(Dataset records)
---*---

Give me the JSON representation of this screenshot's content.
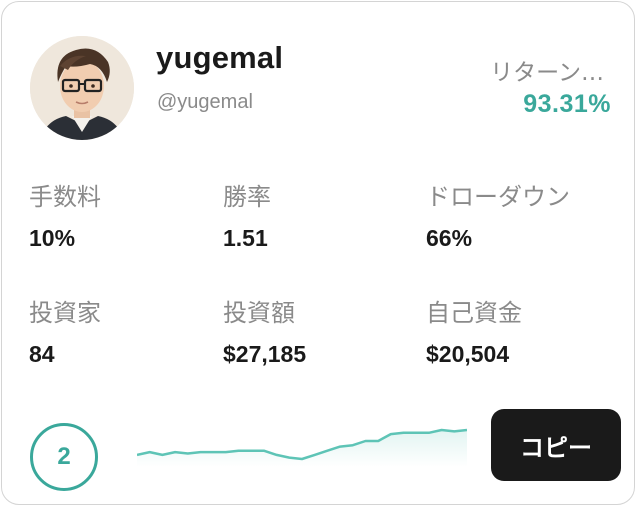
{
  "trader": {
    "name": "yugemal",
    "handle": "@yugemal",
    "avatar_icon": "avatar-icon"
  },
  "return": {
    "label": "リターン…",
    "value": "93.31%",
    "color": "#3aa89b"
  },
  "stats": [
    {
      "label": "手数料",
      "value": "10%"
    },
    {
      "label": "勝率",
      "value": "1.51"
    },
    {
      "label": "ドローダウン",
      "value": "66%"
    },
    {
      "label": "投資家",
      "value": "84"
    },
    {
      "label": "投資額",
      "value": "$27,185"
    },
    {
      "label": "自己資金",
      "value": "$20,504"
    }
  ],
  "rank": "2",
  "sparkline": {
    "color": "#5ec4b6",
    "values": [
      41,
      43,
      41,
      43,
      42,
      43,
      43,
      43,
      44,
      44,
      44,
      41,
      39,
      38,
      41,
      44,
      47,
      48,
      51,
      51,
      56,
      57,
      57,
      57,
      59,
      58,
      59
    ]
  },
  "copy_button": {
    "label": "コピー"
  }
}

---*---

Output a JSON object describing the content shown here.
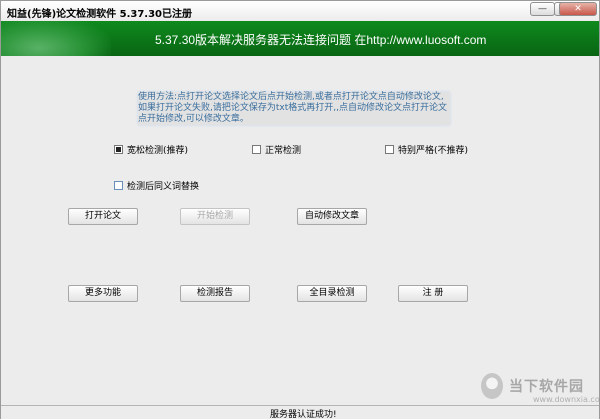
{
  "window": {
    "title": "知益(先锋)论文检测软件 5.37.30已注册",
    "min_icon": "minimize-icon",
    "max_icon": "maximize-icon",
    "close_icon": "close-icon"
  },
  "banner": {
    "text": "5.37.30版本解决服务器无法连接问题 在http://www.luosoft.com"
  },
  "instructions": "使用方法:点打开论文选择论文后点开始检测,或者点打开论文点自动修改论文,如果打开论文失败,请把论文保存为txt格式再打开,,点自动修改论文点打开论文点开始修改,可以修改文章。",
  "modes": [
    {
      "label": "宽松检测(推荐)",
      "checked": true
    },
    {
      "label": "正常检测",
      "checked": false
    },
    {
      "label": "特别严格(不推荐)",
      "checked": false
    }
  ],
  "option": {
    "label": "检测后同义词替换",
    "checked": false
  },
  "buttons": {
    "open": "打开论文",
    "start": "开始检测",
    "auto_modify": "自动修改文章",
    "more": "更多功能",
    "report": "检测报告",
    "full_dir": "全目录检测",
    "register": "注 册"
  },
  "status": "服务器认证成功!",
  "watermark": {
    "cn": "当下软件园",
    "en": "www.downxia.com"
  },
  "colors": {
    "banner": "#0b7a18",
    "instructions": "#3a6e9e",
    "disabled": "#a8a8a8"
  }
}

---*---

### Problem
Only the count is needed: the number of lines in the data that include the word "content".

### Solution to this task
2